_Instructions_.
• A. Answer these questions from the article on name searching:
(i) How many names are in the database compiled by LAS?
(ii) In how many different ways can "Akbar" be represented?
(iii) What variation of his name did Mir Aimal Kansi use to enter the United States?
• B. In the article on name searching, why are first names separated from last names before the lists reach LAS? Explain in one to three sentences.
• C. Carry the article on name searching forward from its last sentence.
═════ Passage
Often, U.S. companies and agencies also mangle their data. One of the most common mistakes derives from assuming that the middle name in a three-part name, such as "Maria Sanchez de Rodriguez," is a middle name.

"There seems to be an ethnocentric naivete in the U.S.," Hermansen said. "Trying to put a six-part Arabic name into a first-middle-last-name construction is going to raise havoc."


The subjects of these searches, of course, often try to avoid detection. Many years ago, although he was on a watch list, Mir Aimal Kansi got through customs and entered the United States using a common variation of his Urdu name--Kasi. Later, he killed two CIA operatives in 1993. (He was subsequently captured, convicted and executed.)

Some of the efforts by officials to correct these problems are comical, Hermansen said. One suggestion from the 9/11 Commission was that the U.S. government standardize spellings of names such as "Mohammed."

"You're going to tell naturalized citizens that they have to spell 'Mohammed' the same way," said Hermansen, who has lobbied against the directive. "Everyone would like it to be simple, but it isn't going to go away."

The software packages offered by LAS vary by function, and many customers deploy a combination of applications. The software is complemented by a database of 850 million names compiled and analyzed by LAS during the last 20 years. The company buys lists of names from information clearinghouses; to protect privacy, no personal information is collected, and first names are separated from last names before being delivered to LAS.

One tool, NameVariationGenerator, generates a list of common variations of a name--"Akbar," for instance, can be represented 20 different ways--and then searches for these variants.

MetaMatch picks up phonetically similar names, such as "Leighton," "Leyton" and "Leaton." And NameHunter searches for names while paying attention to letter variations and cultural variations.

An application coming soon will transliterate names in Arabic, Chinese, Korean and Thai characters into Roman characters and then apply the search and classification techniques. Thai characters are important, Hermansen said, in part because Thailand is "one of the major centers of drug activity."
══════════
═════ Source data
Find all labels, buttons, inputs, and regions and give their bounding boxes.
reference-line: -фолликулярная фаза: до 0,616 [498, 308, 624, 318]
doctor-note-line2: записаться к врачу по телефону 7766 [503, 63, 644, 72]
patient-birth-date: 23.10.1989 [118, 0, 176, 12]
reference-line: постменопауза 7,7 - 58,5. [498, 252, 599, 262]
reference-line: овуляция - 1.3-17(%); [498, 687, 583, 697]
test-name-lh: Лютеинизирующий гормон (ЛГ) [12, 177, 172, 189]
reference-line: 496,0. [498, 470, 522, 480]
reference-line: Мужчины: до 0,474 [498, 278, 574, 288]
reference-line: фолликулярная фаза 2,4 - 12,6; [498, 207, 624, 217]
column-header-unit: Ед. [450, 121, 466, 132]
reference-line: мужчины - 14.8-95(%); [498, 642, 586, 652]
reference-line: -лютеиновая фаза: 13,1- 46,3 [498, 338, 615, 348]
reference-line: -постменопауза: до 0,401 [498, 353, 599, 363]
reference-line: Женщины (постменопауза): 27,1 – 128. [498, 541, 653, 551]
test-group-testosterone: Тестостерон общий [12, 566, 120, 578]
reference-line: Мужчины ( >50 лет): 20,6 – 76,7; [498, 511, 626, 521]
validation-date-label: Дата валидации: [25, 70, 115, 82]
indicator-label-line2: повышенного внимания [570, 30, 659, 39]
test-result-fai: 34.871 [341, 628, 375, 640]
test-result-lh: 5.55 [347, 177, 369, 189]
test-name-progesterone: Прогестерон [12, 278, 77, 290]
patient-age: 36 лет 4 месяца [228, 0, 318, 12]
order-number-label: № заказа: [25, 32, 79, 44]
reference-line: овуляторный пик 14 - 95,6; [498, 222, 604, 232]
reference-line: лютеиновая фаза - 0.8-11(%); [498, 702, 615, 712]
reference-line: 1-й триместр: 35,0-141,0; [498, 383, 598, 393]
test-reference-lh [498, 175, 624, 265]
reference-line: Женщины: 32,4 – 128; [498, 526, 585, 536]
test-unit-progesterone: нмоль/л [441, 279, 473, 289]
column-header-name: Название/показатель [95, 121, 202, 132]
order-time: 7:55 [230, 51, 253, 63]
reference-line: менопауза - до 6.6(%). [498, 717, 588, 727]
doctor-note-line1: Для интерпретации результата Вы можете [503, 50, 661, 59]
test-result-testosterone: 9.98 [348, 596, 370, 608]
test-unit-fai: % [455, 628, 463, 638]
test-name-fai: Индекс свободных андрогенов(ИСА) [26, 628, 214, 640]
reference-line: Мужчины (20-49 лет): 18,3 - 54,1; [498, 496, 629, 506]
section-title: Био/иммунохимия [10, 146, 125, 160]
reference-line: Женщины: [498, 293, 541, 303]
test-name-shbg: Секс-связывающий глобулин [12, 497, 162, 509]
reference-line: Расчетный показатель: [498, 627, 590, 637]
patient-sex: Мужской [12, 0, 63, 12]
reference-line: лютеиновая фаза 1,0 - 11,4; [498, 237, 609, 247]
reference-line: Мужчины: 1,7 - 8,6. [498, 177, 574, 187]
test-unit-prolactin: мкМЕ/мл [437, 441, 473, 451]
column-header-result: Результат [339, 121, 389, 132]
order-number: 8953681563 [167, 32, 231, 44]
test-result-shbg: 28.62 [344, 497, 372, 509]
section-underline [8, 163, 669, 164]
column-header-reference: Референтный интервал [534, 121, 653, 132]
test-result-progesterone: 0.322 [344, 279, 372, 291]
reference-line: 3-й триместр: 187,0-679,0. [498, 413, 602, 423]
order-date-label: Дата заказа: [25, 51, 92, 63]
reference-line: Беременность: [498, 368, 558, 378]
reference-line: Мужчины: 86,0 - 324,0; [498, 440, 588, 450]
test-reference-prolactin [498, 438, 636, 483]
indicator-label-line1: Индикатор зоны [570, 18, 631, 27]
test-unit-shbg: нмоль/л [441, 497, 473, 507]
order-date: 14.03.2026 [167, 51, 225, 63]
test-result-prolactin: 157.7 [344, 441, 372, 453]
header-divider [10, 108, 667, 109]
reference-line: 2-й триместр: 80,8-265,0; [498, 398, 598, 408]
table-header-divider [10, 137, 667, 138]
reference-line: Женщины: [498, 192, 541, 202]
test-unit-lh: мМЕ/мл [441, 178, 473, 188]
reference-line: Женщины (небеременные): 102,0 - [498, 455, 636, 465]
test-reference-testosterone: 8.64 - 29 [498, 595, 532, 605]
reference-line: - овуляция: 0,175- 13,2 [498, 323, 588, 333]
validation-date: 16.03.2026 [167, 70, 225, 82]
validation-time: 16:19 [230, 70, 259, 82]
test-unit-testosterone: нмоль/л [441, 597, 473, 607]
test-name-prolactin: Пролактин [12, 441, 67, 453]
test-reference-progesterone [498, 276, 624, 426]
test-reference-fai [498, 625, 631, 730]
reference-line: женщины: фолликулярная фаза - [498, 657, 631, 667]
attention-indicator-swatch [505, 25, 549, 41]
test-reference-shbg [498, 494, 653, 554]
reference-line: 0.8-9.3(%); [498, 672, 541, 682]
══════════
_Responses in order_.
• A.
(i) 850 million.
(ii) 20.
(iii) Kasi.

• B. First and last names are separated, and no personal information is collected, to protect privacy. This applies to the lists of names the company buys from information clearinghouses.

• C.
Additionally, LAS has begun to license its software to other corporate application and database developers, who then add name search as a module into their products.

In the past two years, demand has increased rapidly. Revenue at privately held LAS grew by 80 percent from 2003 to 2004 and will grow at an even faster rate this year, Hermansen said. He declined to provide details.

A life of names
Hermansen's introduction to the linguistics of names started early. He grew up after World War II in Greece, where his father helped administer the Marshall Plan. Senators and congressmen would visit regularly and give speeches, and Hermansen's father coached them on how to say "thank you" in Greek: "efharisto."

"He'd tell them, 'It's easy. Just think of the name 'F. Harry Stowe,'" Hermansen recalled. "At the end of the speech, they'd always say 'Harry F. Stowe.' Everyone in the audience would just hoot and applaud."

Later, Hermansen obtained a doctorate in computational linguistics from Georgetown University. His dissertation was on the flaws of the Soundex system, a name classification system developed to analyze data from the 1890 census that is still in use.

In the Soundex system, a number represents a group of consonants. For instance, a "5" can be an "M" or an "N." Spelling a name involves removing the vowels and replacing all but the first consonants with numbers.

The limitations are many. "'Kanellos' is the same as 'Kiematteg,'" Hermansen said. "And if 'Kanellos' is ever spelled with a 'C,' you will never find it...It is a very crude device."

While he was working on the dissertation, the U.S. State Department put out a request for proposal for a names database. Hermansen won the project, which morphed into LAS. While the company garnered its revenue almost exclusively from consulting contracts with the government agencies, it started offering commercial products in 2002.

"It was an eight-month contract that turned into a 20-year career," Hermansen said.